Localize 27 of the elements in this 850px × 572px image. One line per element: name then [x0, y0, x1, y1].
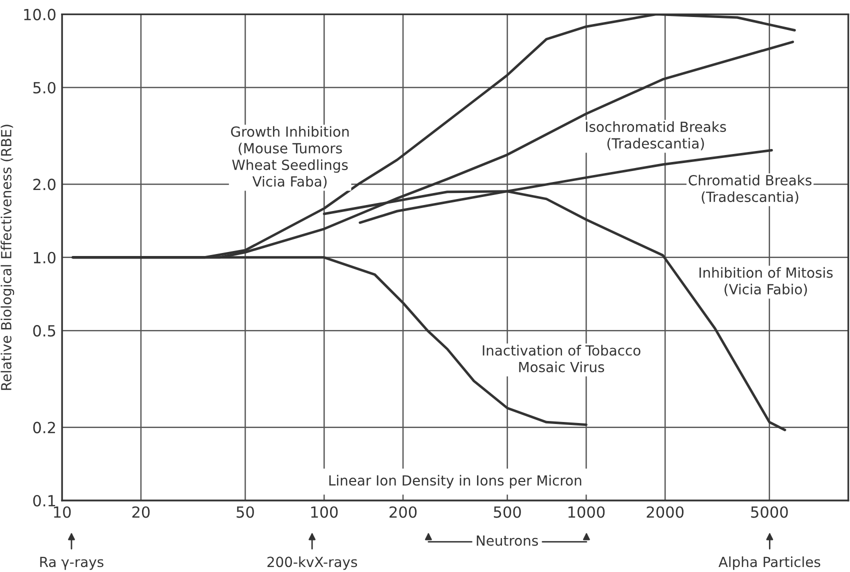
x-tick-label: 200 [390, 506, 417, 518]
x-tick-label: 1000 [568, 506, 605, 518]
x-tick-label: 10 [54, 506, 71, 518]
x-tick-label: 2000 [646, 506, 684, 518]
text: Ra γ-rays [40, 556, 104, 570]
series-label: Inactivation of Tobacco Mosaic Virus [482, 344, 640, 372]
text: Alpha Particles [718, 556, 820, 570]
y-tick-label: 5.0 [33, 82, 56, 94]
x-tick-label: 500 [494, 506, 521, 518]
series-label: Chromatid Breaks (Tradescantia) [688, 174, 812, 204]
series-label: Isochromatid Breaks (Tradescantia) [586, 121, 726, 150]
y-tick-label: 10.0 [24, 8, 56, 20]
y-tick-label: 0.2 [33, 422, 55, 434]
y-tick-label: 0.5 [33, 325, 56, 337]
y-tick-label: 1.0 [34, 252, 56, 264]
y-axis-title: Relative Biological Effectiveness (RBE) [0, 124, 14, 390]
x-tick-label: 20 [132, 506, 150, 518]
y-tick-label: 0.1 [33, 494, 56, 507]
x-tick-label: 50 [236, 506, 254, 518]
text: 200-kvX-rays [267, 556, 358, 570]
x-tick-label: 100 [311, 506, 338, 518]
x-tick-label: 5000 [751, 506, 788, 518]
text: Neutrons [476, 536, 538, 546]
series-label: Growth Inhibition (Mouse Tumors Wheat Seedlings Vicia Faba) [231, 126, 349, 188]
x-axis-title: Linear Ion Density in Ions per Micron [329, 474, 582, 488]
y-tick-label: 2.0 [33, 178, 56, 190]
series-label: Inhibition of Mitosis (Vicia Fabio) [700, 267, 833, 296]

◆ What the task asks ◆
From the data above, state how many lines hold the string "Breaks", and give the number without other words.

◆ Answer box ◆
2